In addition, defendants posit that plaintiffs' son, Richard Golio, Esq., represented the seller, Marie Fava in the short sale of 101 Country Ridge Road to his parents, plaintiffs at bar. Defendants further posit that Richard Golio contacted Edward Blumenfeld who had been associated with the development corporation for the Bloomingdale Estates Subdivision, Westchester Heights Development Corp. Golio purportedly requested that Blumenfeld sign a quitclaim deed for the strip of land at issue. Ultimately, Blumenfeld did sign a quitclaim deed, but he did so without indicating his authority or title to sign on behalf of Westchester Heights Development Corp. The Westchester County Clerk apparently rejected the filing of the quitclaim deed because the TP 584 Title contained the title “officer” next to Blumenfeld's signature and the TP 584 Title and the deed need to match titles. Golio then added Blumenfeld's title, “Officer,” intitalling the change and resubmitted the quitclaim deed. The County Clerk accepted the deed for recording. Defendants maintain that the quitclaim deed covers only a portion of the property in dispute, i.e, 10 feet of the 12.5 foot width.

Your objective: According to the passage on the quitclaim deed, why did the Westchester County Clerk reject the first filing of the deed? Answer in one to three sentences. Use only the passage above to respond.

Provided records:
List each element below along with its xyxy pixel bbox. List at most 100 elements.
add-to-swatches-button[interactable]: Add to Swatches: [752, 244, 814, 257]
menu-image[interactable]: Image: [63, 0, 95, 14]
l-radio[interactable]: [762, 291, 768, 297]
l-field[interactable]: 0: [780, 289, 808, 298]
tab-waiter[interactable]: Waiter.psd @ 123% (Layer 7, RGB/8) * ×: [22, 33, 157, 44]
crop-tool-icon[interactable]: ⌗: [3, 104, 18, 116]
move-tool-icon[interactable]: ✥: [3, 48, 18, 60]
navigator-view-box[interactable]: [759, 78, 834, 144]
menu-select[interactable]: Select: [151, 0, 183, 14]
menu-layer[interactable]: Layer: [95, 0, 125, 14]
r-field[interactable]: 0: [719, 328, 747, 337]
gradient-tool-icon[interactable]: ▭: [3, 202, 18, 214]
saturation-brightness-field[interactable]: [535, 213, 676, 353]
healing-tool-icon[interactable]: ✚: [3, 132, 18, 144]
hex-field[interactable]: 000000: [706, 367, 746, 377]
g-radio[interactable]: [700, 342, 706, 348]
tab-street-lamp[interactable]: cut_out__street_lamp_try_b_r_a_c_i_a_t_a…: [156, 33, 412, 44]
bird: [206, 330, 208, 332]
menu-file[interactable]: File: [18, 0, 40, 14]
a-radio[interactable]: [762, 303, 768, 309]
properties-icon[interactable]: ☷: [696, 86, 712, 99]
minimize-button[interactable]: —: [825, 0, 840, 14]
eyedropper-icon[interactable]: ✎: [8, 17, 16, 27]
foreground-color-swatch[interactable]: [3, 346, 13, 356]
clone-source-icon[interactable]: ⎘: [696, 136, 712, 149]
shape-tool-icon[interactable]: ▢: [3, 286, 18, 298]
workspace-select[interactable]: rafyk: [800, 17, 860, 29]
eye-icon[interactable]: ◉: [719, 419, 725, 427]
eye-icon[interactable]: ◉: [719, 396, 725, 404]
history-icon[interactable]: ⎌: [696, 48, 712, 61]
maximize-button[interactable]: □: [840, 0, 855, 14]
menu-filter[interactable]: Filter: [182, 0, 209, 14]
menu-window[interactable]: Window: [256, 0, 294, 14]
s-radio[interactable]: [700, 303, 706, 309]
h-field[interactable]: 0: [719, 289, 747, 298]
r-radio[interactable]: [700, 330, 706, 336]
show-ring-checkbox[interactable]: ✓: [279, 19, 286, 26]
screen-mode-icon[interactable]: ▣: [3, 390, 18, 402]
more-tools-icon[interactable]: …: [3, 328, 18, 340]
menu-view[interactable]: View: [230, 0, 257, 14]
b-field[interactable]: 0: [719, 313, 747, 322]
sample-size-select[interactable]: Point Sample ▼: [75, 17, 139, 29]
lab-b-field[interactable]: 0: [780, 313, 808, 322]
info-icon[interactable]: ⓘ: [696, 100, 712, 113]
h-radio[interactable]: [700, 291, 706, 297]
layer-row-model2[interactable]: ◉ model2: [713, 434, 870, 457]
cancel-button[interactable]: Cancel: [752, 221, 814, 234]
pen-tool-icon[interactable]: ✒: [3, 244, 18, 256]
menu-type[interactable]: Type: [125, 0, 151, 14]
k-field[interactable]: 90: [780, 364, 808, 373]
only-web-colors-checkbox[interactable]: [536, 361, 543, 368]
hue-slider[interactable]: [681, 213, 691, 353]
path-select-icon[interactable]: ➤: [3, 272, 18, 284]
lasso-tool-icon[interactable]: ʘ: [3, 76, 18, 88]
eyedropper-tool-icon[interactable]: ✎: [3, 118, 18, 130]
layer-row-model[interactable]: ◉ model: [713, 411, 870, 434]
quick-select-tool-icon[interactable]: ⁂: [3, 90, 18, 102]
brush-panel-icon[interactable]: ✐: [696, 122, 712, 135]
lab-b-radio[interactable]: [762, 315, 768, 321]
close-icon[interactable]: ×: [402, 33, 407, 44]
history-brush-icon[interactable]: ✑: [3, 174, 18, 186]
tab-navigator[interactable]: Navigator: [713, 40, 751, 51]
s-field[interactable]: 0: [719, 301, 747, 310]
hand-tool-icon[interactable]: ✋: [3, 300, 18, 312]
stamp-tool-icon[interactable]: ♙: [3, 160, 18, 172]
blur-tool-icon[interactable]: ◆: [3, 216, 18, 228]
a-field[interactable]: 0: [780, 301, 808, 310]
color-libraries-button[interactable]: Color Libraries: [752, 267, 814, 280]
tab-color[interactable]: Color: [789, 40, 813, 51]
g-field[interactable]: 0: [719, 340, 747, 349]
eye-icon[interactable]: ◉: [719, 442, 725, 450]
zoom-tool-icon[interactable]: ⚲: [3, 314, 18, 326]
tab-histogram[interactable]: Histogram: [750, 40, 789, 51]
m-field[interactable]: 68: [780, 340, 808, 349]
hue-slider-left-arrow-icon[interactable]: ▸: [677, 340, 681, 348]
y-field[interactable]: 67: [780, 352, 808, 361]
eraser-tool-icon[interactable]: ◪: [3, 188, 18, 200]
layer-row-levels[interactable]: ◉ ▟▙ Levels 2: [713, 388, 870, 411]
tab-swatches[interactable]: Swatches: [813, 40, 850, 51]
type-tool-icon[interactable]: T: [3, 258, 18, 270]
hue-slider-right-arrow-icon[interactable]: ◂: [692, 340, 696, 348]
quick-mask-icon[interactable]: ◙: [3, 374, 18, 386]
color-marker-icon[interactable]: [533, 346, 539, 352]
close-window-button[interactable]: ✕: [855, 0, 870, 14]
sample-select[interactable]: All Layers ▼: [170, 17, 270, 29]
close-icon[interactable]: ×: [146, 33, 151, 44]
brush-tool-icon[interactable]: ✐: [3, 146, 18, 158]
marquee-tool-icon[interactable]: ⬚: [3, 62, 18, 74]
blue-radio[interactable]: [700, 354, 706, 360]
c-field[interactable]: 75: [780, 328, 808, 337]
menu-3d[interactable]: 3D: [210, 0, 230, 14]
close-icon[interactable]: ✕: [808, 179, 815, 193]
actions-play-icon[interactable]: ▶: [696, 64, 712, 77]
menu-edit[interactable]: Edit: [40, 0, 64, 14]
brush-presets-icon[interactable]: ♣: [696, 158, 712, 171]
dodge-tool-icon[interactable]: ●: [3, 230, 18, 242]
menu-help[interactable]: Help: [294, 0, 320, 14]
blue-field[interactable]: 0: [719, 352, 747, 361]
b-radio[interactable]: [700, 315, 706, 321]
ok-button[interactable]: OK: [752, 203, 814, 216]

Solution to this problem: The Clerk apparently rejected it because the TP 584 Title showed the title "officer" next to Blumenfeld's signature, but he had signed the deed without indicating any title. The TP 584 Title and the deed need to match titles.